Every entry must be duplicated precisely as written.

Figure record listings:
○ ○ ○

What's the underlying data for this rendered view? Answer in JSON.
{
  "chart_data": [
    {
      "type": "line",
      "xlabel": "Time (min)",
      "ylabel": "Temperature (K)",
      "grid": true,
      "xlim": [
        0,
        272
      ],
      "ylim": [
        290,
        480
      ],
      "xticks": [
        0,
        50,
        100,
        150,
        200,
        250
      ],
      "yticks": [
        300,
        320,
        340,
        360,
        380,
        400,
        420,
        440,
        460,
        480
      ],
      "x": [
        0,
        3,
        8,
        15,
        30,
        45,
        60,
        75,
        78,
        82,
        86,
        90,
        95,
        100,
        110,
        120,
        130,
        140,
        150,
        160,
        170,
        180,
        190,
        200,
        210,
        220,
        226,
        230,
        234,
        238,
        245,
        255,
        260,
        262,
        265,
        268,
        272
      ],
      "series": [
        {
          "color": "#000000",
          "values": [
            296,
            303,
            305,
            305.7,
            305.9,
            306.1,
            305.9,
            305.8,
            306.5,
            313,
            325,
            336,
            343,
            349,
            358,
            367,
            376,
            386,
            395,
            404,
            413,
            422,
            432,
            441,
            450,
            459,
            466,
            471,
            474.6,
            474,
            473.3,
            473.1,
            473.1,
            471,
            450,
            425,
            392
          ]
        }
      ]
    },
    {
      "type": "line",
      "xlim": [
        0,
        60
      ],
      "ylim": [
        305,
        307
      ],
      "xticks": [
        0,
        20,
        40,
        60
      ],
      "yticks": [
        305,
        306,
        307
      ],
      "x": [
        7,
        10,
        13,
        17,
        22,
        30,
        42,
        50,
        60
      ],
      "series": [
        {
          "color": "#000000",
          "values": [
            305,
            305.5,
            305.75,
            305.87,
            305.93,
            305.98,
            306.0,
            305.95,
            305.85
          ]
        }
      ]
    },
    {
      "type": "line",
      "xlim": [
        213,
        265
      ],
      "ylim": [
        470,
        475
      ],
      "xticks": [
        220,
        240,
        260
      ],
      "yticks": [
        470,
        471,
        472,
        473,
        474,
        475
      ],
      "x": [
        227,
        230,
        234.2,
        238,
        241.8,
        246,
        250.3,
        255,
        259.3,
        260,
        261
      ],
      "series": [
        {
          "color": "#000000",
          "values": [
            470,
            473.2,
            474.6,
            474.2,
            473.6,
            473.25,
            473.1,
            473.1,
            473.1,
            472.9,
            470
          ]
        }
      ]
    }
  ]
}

○ ○ ○

■ Exercise answer ■
What's the underlying data for this rendered view? Answer in JSON.
{
  "chart_data": [
    {
      "type": "line",
      "xlabel": "Time (min)",
      "ylabel": "Temperature (K)",
      "grid": true,
      "xlim": [
        0,
        272
      ],
      "ylim": [
        290,
        480
      ],
      "xticks": [
        0,
        50,
        100,
        150,
        200,
        250
      ],
      "yticks": [
        300,
        320,
        340,
        360,
        380,
        400,
        420,
        440,
        460,
        480
      ],
      "x": [
        0,
        3,
        8,
        15,
        30,
        45,
        60,
        75,
        78,
        82,
        86,
        90,
        95,
        100,
        110,
        120,
        130,
        140,
        150,
        160,
        170,
        180,
        190,
        200,
        210,
        220,
        226,
        230,
        234,
        238,
        245,
        255,
        260,
        262,
        265,
        268,
        272
      ],
      "series": [
        {
          "color": "#000000",
          "values": [
            296,
            303,
            305,
            305.7,
            305.9,
            306.1,
            305.9,
            305.8,
            306.5,
            313,
            325,
            336,
            343,
            349,
            358,
            367,
            376,
            386,
            395,
            404,
            413,
            422,
            432,
            441,
            450,
            459,
            466,
            471,
            474.6,
            474,
            473.3,
            473.1,
            473.1,
            471,
            450,
            425,
            392
          ]
        }
      ]
    },
    {
      "type": "line",
      "xlim": [
        0,
        60
      ],
      "ylim": [
        305,
        307
      ],
      "xticks": [
        0,
        20,
        40,
        60
      ],
      "yticks": [
        305,
        306,
        307
      ],
      "x": [
        7,
        10,
        13,
        17,
        22,
        30,
        42,
        50,
        60
      ],
      "series": [
        {
          "color": "#000000",
          "values": [
            305,
            305.5,
            305.75,
            305.87,
            305.93,
            305.98,
            306.0,
            305.95,
            305.85
          ]
        }
      ]
    },
    {
      "type": "line",
      "xlim": [
        213,
        265
      ],
      "ylim": [
        470,
        475
      ],
      "xticks": [
        220,
        240,
        260
      ],
      "yticks": [
        470,
        471,
        472,
        473,
        474,
        475
      ],
      "x": [
        227,
        230,
        234.2,
        238,
        241.8,
        246,
        250.3,
        255,
        259.3,
        260,
        261
      ],
      "series": [
        {
          "color": "#000000",
          "values": [
            470,
            473.2,
            474.6,
            474.2,
            473.6,
            473.25,
            473.1,
            473.1,
            473.1,
            472.9,
            470
          ]
        }
      ]
    }
  ]
}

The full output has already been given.